Exercise data:

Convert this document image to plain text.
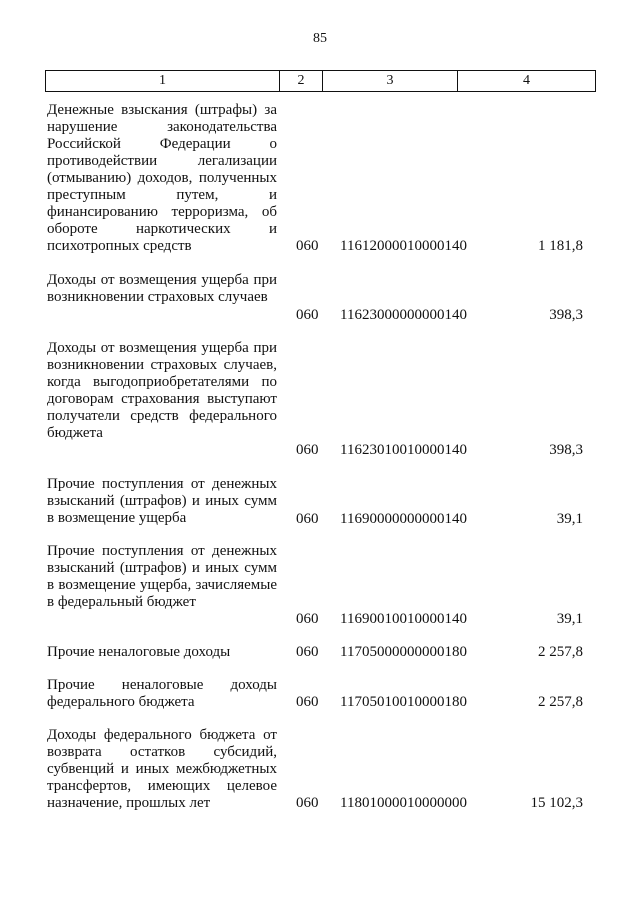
85
1	2	3	4
Денежные взыскания (штрафы) за нарушение законодательства Российской Федерации о противодействии легализации (отмыванию) доходов, полученных преступным путем, и финансированию терроризма, об обороте наркотических и психотропных средств	060 11612000010000140	1 181,8
Доходы от возмещения ущерба при возникновении страховых случаев
060 11623000000000140	398,3
Доходы от возмещения ущерба при возникновении страховых случаев, когда выгодоприобретателями по договорам страхования выступают получатели средств федерального бюджета
060 11623010010000140	398,3
Прочие поступления от денежных взысканий (штрафов) и иных сумм в возмещение ущерба	060 11690000000000140	39,1
Прочие поступления от денежных взысканий (штрафов) и иных сумм в возмещение ущерба, зачисляемые в федеральный бюджет
060 11690010010000140	39,1
Прочие неналоговые доходы	060 11705000000000180	2 257,8
Прочие неналоговые доходы федерального бюджета	060 11705010010000180	2 257,8
Доходы федерального бюджета от возврата остатков субсидий, субвенций и иных межбюджетных трансфертов, имеющих целевое назначение, прошлых лет	060 11801000010000000	15 102,3
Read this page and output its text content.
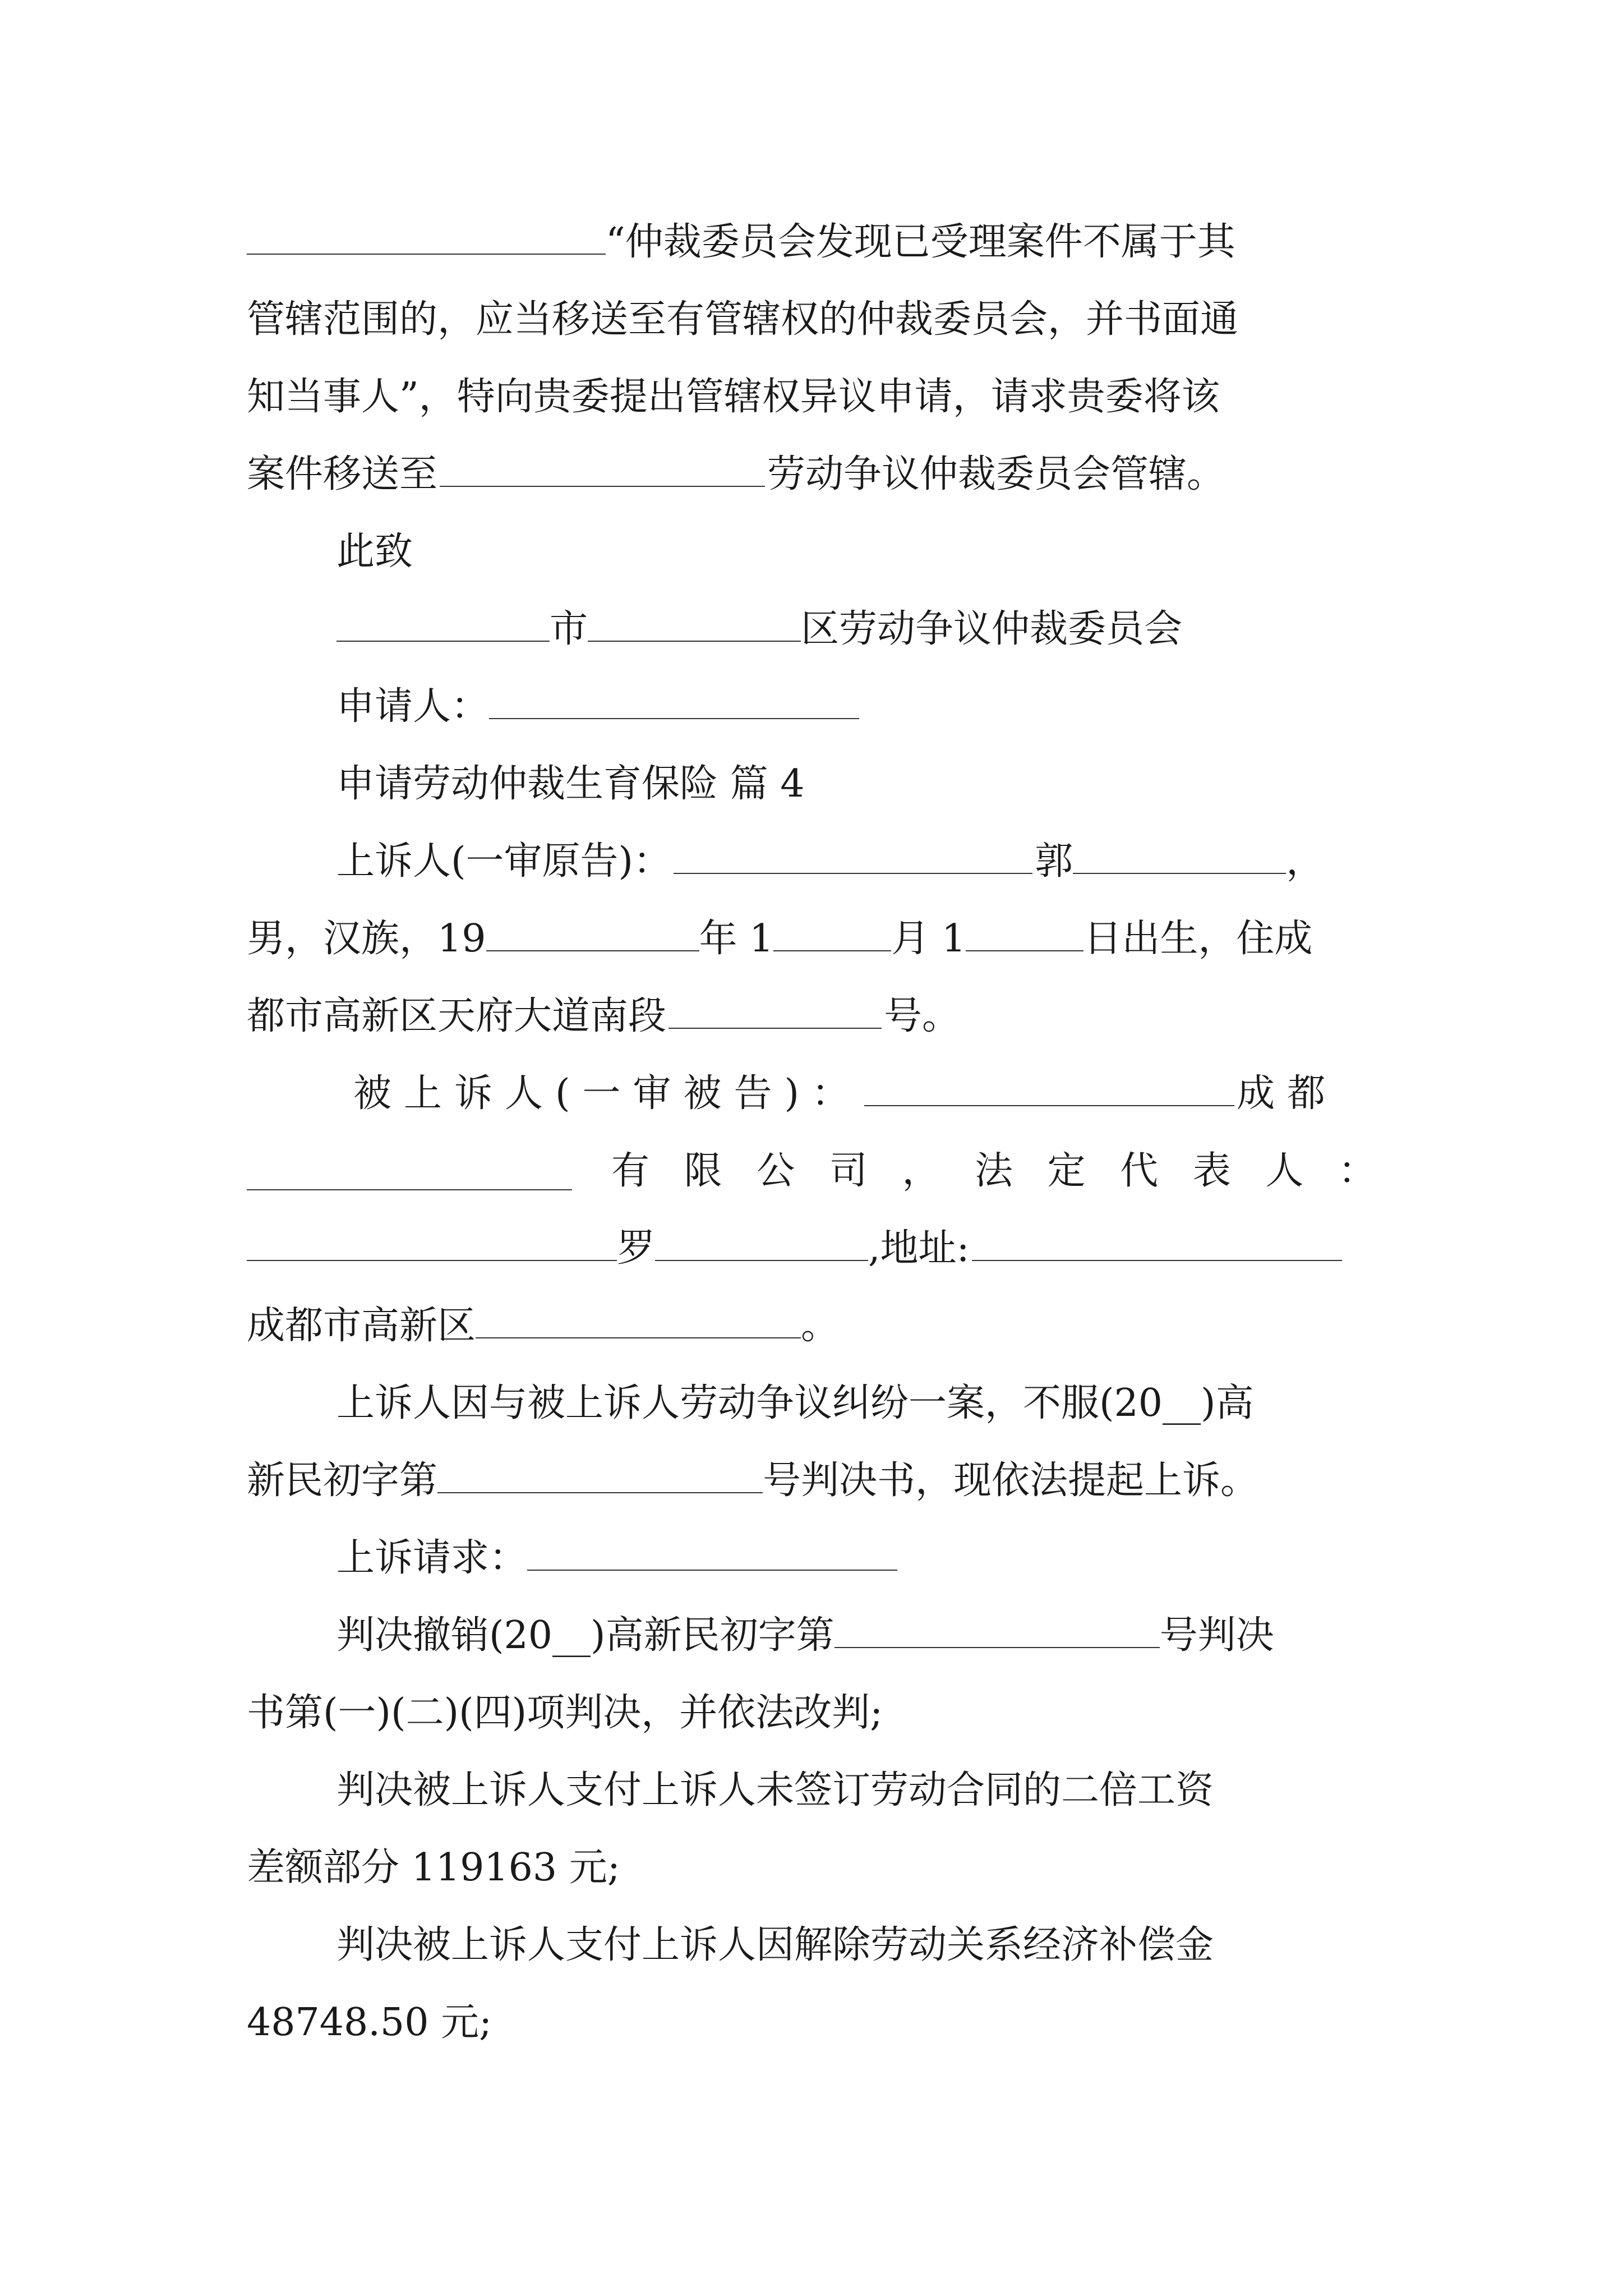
“仲裁委员会发现已受理案件不属于其
管辖范围的，应当移送至有管辖权的仲裁委员会，并书面通
知当事人”，特向贵委提出管辖权异议申请，请求贵委将该
案件移送至	劳动争议仲裁委员会管辖。
此致
市	区劳动争议仲裁委员会
申请人：
申请劳动仲裁生育保险 篇 4
上诉人(一审原告)：	郭	，
男，汉族，19	年 1	月 1	日出生，住成
都市高新区天府大道南段	号。
被上诉人(一审被告)：	成都
有 限 公 司 ， 法 定 代 表 人 ：
罗	,地址:
成都市高新区	。
上诉人因与被上诉人劳动争议纠纷一案，不服(20__)高
新民初字第	号判决书，现依法提起上诉。
上诉请求：
判决撤销(20__)高新民初字第	号判决
书第(一)(二)(四)项判决，并依法改判;
判决被上诉人支付上诉人未签订劳动合同的二倍工资
差额部分 119163 元;
判决被上诉人支付上诉人因解除劳动关系经济补偿金
48748.50 元;
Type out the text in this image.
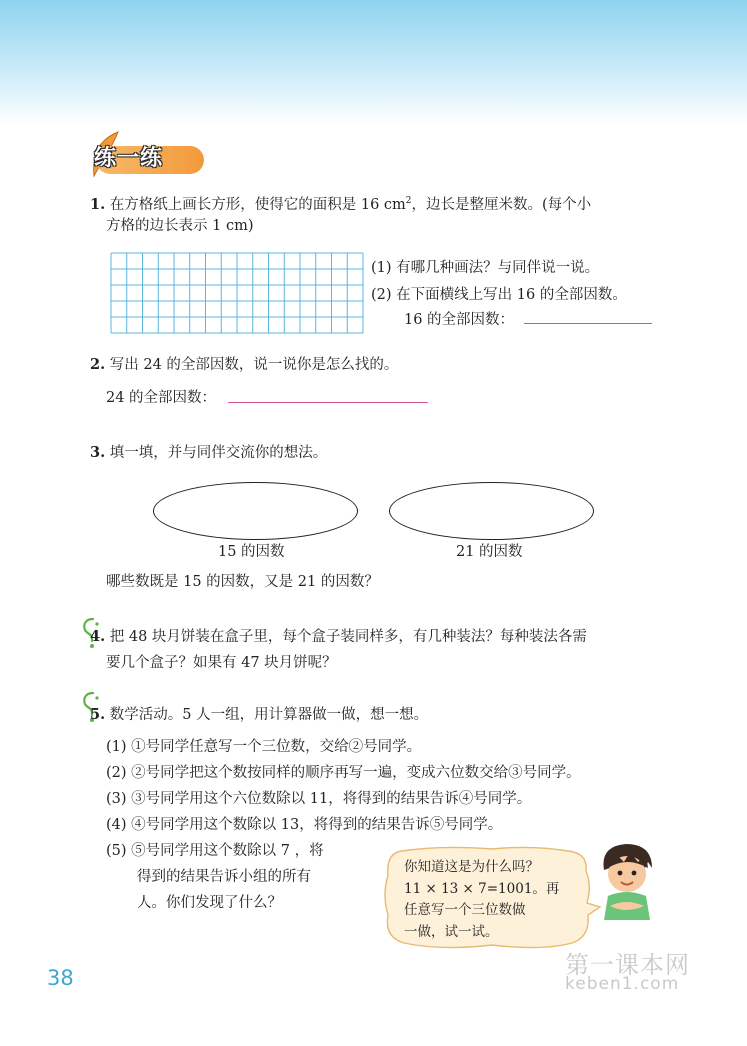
练一练
1. 在方格纸上画长方形，使得它的面积是 16 $cm^2$，边长是整厘米数。(每个小
方格的边长表示 1 cm)
(1) 有哪几种画法？与同伴说一说。
(2) 在下面横线上写出 16 的全部因数。
16 的全部因数：
2. 写出 24 的全部因数，说一说你是怎么找的。
24 的全部因数：
3. 填一填，并与同伴交流你的想法。
15 的因数	21 的因数
哪些数既是 15 的因数，又是 21 的因数？
4. 把 48 块月饼装在盒子里，每个盒子装同样多，有几种装法？每种装法各需
要几个盒子？如果有 47 块月饼呢？
5. 数学活动。5 人一组，用计算器做一做，想一想。
(1) ①号同学任意写一个三位数，交给②号同学。
(2) ②号同学把这个数按同样的顺序再写一遍，变成六位数交给③号同学。
(3) ③号同学用这个六位数除以 11，将得到的结果告诉④号同学。
(4) ④号同学用这个数除以 13，将得到的结果告诉⑤号同学。
(5) ⑤号同学用这个数除以 7 ，将
得到的结果告诉小组的所有
人。你们发现了什么？
你知道这是为什么吗？
11 × 13 × 7=1001。再
任意写一个三位数做
一做，试一试。
38	第一课本网
keben1.com
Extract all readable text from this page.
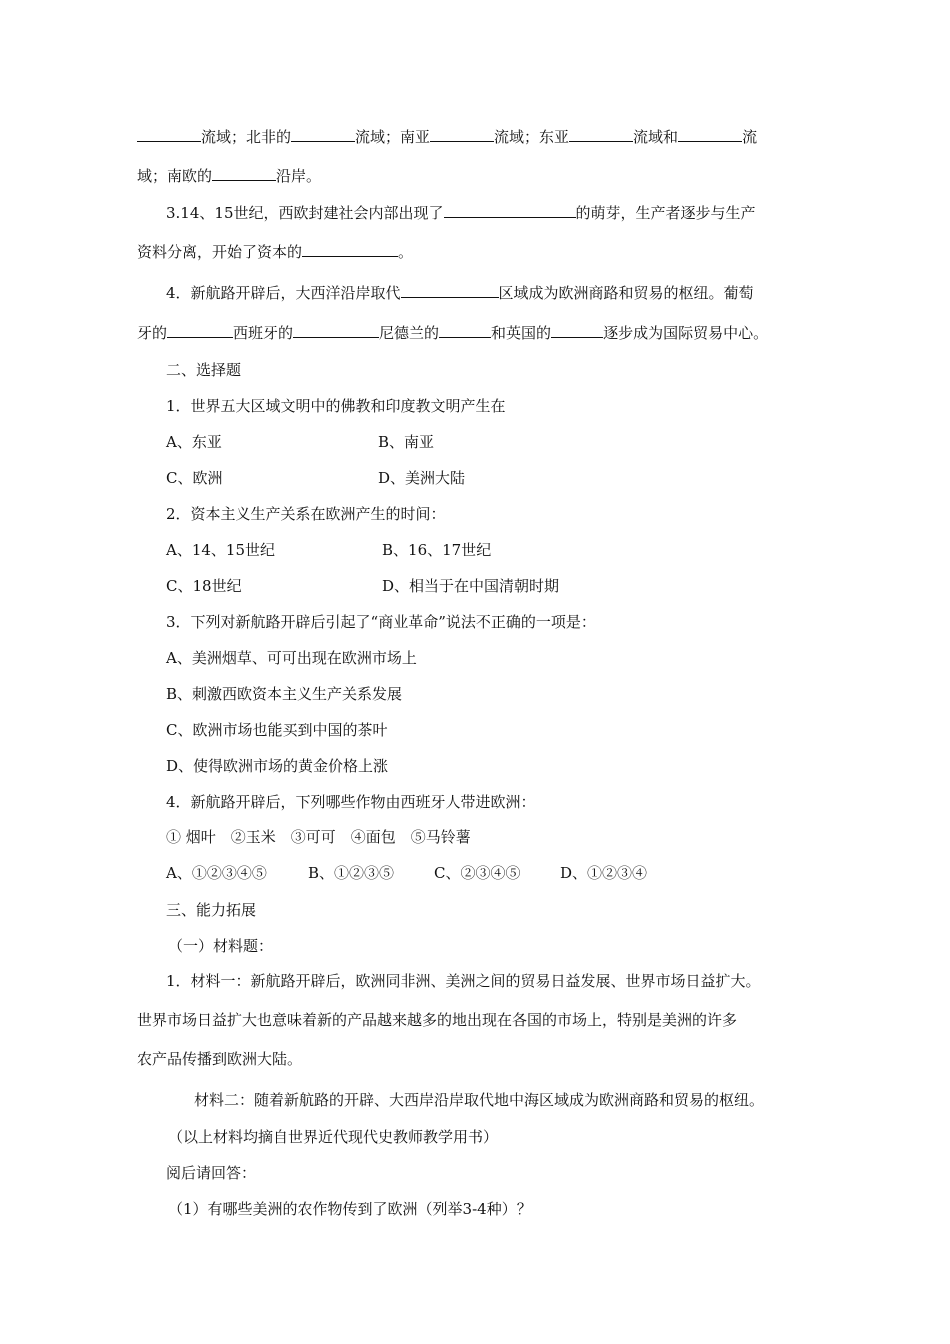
流域；北非的	流域；南亚	流域；东亚	流域和	流
域；南欧的	沿岸。
3.14、15世纪，西欧封建社会内部出现了	的萌芽，生产者逐步与生产
资料分离，开始了资本的	。
4．新航路开辟后，大西洋沿岸取代	区域成为欧洲商路和贸易的枢纽。葡萄
牙的	西班牙的	尼德兰的	和英国的	逐步成为国际贸易中心。
二、选择题
1．世界五大区域文明中的佛教和印度教文明产生在
A、东亚	B、南亚
C、欧洲	D、美洲大陆
2．资本主义生产关系在欧洲产生的时间：
A、14、15世纪	B、16、17世纪
C、18世纪	D、相当于在中国清朝时期
3．下列对新航路开辟后引起了“商业革命”说法不正确的一项是：
A、美洲烟草、可可出现在欧洲市场上
B、刺激西欧资本主义生产关系发展
C、欧洲市场也能买到中国的茶叶
D、使得欧洲市场的黄金价格上涨
4．新航路开辟后，下列哪些作物由西班牙人带进欧洲：
① 烟叶　②玉米　③可可　④面包　⑤马铃薯
A、①②③④⑤	B、①②③⑤	C、②③④⑤	D、①②③④
三、能力拓展
（一）材料题：
1．材料一：新航路开辟后，欧洲同非洲、美洲之间的贸易日益发展、世界市场日益扩大。
世界市场日益扩大也意味着新的产品越来越多的地出现在各国的市场上，特别是美洲的许多
农产品传播到欧洲大陆。
材料二：随着新航路的开辟、大西岸沿岸取代地中海区域成为欧洲商路和贸易的枢纽。
（以上材料均摘自世界近代现代史教师教学用书）
阅后请回答：
（1）有哪些美洲的农作物传到了欧洲（列举3-4种）？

What the task requires:
Write out every entry again word for word, without any of the pictures.

Finished exercise:
Convert this document image to plain text.
85
1	2	3	4
Денежные взыскания (штрафы) за нарушение законодательства Российской Федерации о противодействии легализации (отмыванию) доходов, полученных преступным путем, и финансированию терроризма, об обороте наркотических и психотропных средств	060 11612000010000140	1 181,8
Доходы от возмещения ущерба при возникновении страховых случаев
060 11623000000000140	398,3
Доходы от возмещения ущерба при возникновении страховых случаев, когда выгодоприобретателями по договорам страхования выступают получатели средств федерального бюджета
060 11623010010000140	398,3
Прочие поступления от денежных взысканий (штрафов) и иных сумм в возмещение ущерба	060 11690000000000140	39,1
Прочие поступления от денежных взысканий (штрафов) и иных сумм в возмещение ущерба, зачисляемые в федеральный бюджет
060 11690010010000140	39,1
Прочие неналоговые доходы	060 11705000000000180	2 257,8
Прочие неналоговые доходы федерального бюджета	060 11705010010000180	2 257,8
Доходы федерального бюджета от возврата остатков субсидий, субвенций и иных межбюджетных трансфертов, имеющих целевое назначение, прошлых лет	060 11801000010000000	15 102,3
Read this page and output its text content.
“仲裁委员会发现已受理案件不属于其
管辖范围的，应当移送至有管辖权的仲裁委员会，并书面通
知当事人”，特向贵委提出管辖权异议申请，请求贵委将该
案件移送至	劳动争议仲裁委员会管辖。
此致
市	区劳动争议仲裁委员会
申请人：
申请劳动仲裁生育保险 篇 4
上诉人(一审原告)：	郭	，
男，汉族，19	年 1	月 1	日出生，住成
都市高新区天府大道南段	号。
被上诉人(一审被告)：	成都
有 限 公 司 ， 法 定 代 表 人 ：
罗	,地址:
成都市高新区	。
上诉人因与被上诉人劳动争议纠纷一案，不服(20__)高
新民初字第	号判决书，现依法提起上诉。
上诉请求：
判决撤销(20__)高新民初字第	号判决
书第(一)(二)(四)项判决，并依法改判;
判决被上诉人支付上诉人未签订劳动合同的二倍工资
差额部分 119163 元;
判决被上诉人支付上诉人因解除劳动关系经济补偿金
48748.50 元;
Type out the text in this image.
练一练
1. 在方格纸上画长方形，使得它的面积是 16 $cm^2$，边长是整厘米数。(每个小
方格的边长表示 1 cm)
(1) 有哪几种画法？与同伴说一说。
(2) 在下面横线上写出 16 的全部因数。
16 的全部因数：
2. 写出 24 的全部因数，说一说你是怎么找的。
24 的全部因数：
3. 填一填，并与同伴交流你的想法。
15 的因数	21 的因数
哪些数既是 15 的因数，又是 21 的因数？
4. 把 48 块月饼装在盒子里，每个盒子装同样多，有几种装法？每种装法各需
要几个盒子？如果有 47 块月饼呢？
5. 数学活动。5 人一组，用计算器做一做，想一想。
(1) ①号同学任意写一个三位数，交给②号同学。
(2) ②号同学把这个数按同样的顺序再写一遍，变成六位数交给③号同学。
(3) ③号同学用这个六位数除以 11，将得到的结果告诉④号同学。
(4) ④号同学用这个数除以 13，将得到的结果告诉⑤号同学。
(5) ⑤号同学用这个数除以 7 ，将
得到的结果告诉小组的所有
人。你们发现了什么？
你知道这是为什么吗？
11 × 13 × 7=1001。再
任意写一个三位数做
一做，试一试。
38	第一课本网
keben1.com
Extract all readable text from this page.
流域；北非的	流域；南亚	流域；东亚	流域和	流
域；南欧的	沿岸。
3.14、15世纪，西欧封建社会内部出现了	的萌芽，生产者逐步与生产
资料分离，开始了资本的	。
4．新航路开辟后，大西洋沿岸取代	区域成为欧洲商路和贸易的枢纽。葡萄
牙的	西班牙的	尼德兰的	和英国的	逐步成为国际贸易中心。
二、选择题
1．世界五大区域文明中的佛教和印度教文明产生在
A、东亚	B、南亚
C、欧洲	D、美洲大陆
2．资本主义生产关系在欧洲产生的时间：
A、14、15世纪	B、16、17世纪
C、18世纪	D、相当于在中国清朝时期
3．下列对新航路开辟后引起了“商业革命”说法不正确的一项是：
A、美洲烟草、可可出现在欧洲市场上
B、刺激西欧资本主义生产关系发展
C、欧洲市场也能买到中国的茶叶
D、使得欧洲市场的黄金价格上涨
4．新航路开辟后，下列哪些作物由西班牙人带进欧洲：
① 烟叶　②玉米　③可可　④面包　⑤马铃薯
A、①②③④⑤	B、①②③⑤	C、②③④⑤	D、①②③④
三、能力拓展
（一）材料题：
1．材料一：新航路开辟后，欧洲同非洲、美洲之间的贸易日益发展、世界市场日益扩大。
世界市场日益扩大也意味着新的产品越来越多的地出现在各国的市场上，特别是美洲的许多
农产品传播到欧洲大陆。
材料二：随着新航路的开辟、大西岸沿岸取代地中海区域成为欧洲商路和贸易的枢纽。
（以上材料均摘自世界近代现代史教师教学用书）
阅后请回答：
（1）有哪些美洲的农作物传到了欧洲（列举3-4种）？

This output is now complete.